Qué harás -
- A) Según el texto sobre la Historia de Francia en la literatura española, ¿en qué mes y año se publicó «Historia de Francia en la Literatura Española. Amenaza y modelo»?
- B) Prosigue el texto sobre la Historia de Francia en la literatura española desde el punto en que termina.

Fuente -
══════════

Cabe precisar que los dos volúmenes publicados tienen la misma estructura, cuyo carácter sistemático pretende reflejar el talante de la investigación: Presentación + Introducción (varios capítulos) + Edad Media (etc.) + Recapitulaciones + Conclusiones.
La importancia del marco reflexivo y teórico resulta del esfuerzo por producir una obra profundamente unitaria. En las «Recapitulaciones» y en las «Conclusiones» nos correspondía en especial a los coordinadores el muy estimulante y muy arriesgado trabajo de llevar a cabo síntesis y a veces extrapolaciones, identificar líneas de fuerza, esbozar genealogías y etiologías, razonar en toda la medida de lo posible un proceso de extrema complejidad. Me limitaré aquí a recoger lo más significativo de las conclusiones de la Historia de Francia en la Literatura Española. Amenaza y modelo, que acaba de publicarse en abril de 2009. En ellas, cada vez que resulte oportuno, se contrastan los resultados de las dos vertientes del proyecto de investigación global.

Tematización literaria de la Historia (de Francia, en la literatura española)
La tematización de la Historia de Francia se remonta a los principios de la literatura española, y se puede rastrear a lo largo de los siglos, con la recurrencia de temas y la incorporación progresiva de nuevos hechos históricos. He aquí los temas principales (se indican con un asterisco los que han sido más fecundos en la literatura española contemporánea o posterior):
-Carlomagno y los doce Pares de Francia, con el caso muy notable y significativo de la creación del legendario Bernardo del Carpio*.
-Juana de Arco.
-La rivalidad entre Carlos V y Francisco I (con el cautiverio de éste y el posterior incumplimiento de lo pactado)*.
-Enrique IV (la admirada toma de Amiens, el Edicto de Nantes, el episodio del mariscal de Biron, el regicidio…).
-Las bodas reales de 1598-1621.
-Luis XIII y el manifiesto de 1635, con la denostada figura de Richelieu*.
-Las consecuencias de la Guerra de Sucesión. Luis XIV.
-La Revolución francesa*, con las figuras de Luis XVI y María Antonieta, Robespierre, Marat y Charlotte Corday, Murat, Mirabeau.
-La Guerra de la Independencia*, con las figuras de Napoleón* y José Bonaparte.

══════════

(Datos registrados)
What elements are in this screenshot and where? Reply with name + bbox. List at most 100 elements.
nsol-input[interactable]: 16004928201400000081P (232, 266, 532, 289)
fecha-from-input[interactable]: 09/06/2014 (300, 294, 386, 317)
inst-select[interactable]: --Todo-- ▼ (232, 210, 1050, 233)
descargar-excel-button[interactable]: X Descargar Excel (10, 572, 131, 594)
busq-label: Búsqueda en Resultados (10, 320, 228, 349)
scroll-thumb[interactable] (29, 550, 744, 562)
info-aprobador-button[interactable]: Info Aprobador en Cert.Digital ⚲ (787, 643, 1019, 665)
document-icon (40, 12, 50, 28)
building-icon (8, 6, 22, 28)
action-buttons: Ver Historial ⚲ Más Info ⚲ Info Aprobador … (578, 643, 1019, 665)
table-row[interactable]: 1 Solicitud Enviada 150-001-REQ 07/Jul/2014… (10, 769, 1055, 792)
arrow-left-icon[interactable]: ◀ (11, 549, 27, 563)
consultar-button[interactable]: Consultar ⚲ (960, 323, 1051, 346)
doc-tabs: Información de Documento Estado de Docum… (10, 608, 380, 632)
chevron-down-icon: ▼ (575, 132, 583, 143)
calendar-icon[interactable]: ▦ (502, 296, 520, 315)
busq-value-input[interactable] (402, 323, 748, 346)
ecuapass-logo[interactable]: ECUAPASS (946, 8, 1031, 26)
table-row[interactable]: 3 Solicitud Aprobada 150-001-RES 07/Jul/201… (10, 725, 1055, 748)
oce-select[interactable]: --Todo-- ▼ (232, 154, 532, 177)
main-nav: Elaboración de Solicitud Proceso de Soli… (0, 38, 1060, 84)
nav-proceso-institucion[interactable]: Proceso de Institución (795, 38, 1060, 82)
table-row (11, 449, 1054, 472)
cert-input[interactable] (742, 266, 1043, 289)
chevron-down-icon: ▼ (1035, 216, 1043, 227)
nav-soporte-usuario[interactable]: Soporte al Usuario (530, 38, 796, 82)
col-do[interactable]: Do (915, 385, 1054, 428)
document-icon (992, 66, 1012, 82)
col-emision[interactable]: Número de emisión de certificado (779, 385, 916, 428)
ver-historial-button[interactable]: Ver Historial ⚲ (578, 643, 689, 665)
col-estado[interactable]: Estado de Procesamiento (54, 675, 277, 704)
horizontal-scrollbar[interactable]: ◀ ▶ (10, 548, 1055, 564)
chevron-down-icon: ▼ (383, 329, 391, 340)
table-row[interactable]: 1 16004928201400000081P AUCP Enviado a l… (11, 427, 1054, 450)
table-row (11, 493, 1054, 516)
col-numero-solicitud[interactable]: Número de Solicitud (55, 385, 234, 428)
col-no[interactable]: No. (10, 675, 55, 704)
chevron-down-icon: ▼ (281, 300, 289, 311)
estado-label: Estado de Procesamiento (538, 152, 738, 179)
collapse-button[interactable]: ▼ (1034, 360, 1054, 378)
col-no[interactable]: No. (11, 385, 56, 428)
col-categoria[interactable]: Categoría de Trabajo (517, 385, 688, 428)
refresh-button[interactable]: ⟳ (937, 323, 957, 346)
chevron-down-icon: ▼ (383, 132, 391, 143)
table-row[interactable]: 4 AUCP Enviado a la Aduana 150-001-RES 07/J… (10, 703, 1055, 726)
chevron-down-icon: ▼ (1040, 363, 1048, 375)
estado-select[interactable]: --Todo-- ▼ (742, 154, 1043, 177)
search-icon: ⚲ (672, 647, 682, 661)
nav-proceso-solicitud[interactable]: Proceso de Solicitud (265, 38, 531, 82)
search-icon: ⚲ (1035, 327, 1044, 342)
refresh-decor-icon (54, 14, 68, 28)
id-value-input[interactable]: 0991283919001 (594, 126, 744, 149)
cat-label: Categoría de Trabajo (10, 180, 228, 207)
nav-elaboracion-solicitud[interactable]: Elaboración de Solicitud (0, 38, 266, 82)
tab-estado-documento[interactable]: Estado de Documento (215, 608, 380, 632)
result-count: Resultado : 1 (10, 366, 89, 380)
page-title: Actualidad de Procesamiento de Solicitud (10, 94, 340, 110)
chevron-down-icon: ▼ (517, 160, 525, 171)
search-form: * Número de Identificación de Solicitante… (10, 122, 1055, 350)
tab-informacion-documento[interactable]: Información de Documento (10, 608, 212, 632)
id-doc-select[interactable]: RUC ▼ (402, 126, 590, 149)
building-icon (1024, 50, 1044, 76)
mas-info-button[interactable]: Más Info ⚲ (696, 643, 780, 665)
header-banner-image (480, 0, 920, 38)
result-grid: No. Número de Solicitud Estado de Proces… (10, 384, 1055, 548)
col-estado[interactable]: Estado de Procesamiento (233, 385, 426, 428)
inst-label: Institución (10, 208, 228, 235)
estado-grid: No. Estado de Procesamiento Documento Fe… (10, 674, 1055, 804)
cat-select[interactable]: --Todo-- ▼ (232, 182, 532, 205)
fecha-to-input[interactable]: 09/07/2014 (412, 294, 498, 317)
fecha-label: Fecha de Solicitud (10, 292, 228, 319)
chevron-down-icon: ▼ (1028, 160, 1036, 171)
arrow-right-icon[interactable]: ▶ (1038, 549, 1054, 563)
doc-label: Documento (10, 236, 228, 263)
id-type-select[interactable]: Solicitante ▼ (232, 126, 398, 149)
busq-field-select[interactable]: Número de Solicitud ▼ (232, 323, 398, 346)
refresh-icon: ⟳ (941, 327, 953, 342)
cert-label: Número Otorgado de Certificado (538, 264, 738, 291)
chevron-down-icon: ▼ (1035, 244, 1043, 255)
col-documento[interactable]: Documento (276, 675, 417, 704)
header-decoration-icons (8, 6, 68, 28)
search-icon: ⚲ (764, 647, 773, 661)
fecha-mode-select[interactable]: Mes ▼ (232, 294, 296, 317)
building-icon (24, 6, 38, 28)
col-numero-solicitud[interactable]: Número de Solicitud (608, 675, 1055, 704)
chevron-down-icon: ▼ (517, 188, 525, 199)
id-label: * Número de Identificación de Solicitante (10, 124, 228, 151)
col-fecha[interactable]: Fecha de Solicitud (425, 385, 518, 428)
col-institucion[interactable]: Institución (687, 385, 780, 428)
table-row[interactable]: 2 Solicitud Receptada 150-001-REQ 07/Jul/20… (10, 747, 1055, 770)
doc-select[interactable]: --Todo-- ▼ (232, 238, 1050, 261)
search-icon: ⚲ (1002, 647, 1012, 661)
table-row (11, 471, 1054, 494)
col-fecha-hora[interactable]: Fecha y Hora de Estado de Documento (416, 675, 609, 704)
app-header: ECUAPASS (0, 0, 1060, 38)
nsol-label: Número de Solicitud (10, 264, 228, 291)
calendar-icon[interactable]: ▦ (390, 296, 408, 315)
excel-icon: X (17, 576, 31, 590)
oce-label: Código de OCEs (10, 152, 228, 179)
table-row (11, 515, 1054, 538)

══════════

Respuestas -
- A) Se publicó en abril de 2009.

- B)
-Los Cien Mil Hijos de San Luis, con las figuras de Luis XVIII y el duque de Angulema, de Chateaubriand.
-La Revolución de 1848 y la Comuna de 1870.
-La «Grande Guerre».
-La Francia del Frente Popular.
-El Régimen de Vichy.
Frente a esos temas que participan de la Historia política o diplomática, se observan también temas culturales:
-El progreso intelectual y material, con las Exposiciones Universales.
-Las figuras de Ninon de Lenclos y, sobre todo, de Voltaire, Sade, Zola (el de J’accuse).
-París (con sus distintos valores).

Así pues, los aspectos de la Historia de Francia que han sido convertidos en temas de la literatura española son personajes más o menos históricos o legendarios (dinásticos, oligárquicos, intelectuales, pueblo), grandes acontecimientos políticos o diplomáticos, y por otra parte figuras de escritores y lugares emblemáticos con los que se asocian distintos valores, tendencias culturales (revolución lato sensu: protestantismo, anticlericalismo…) o emblemas de civilización (progreso material o ideológico). A pesar de esta diversidad, se trata de una Historia muy fragmentaria y con notables soluciones de continuidad –algo que se había observado ya en el estudio HELF, y que es lógico (lo contrario resultaría sorprendente).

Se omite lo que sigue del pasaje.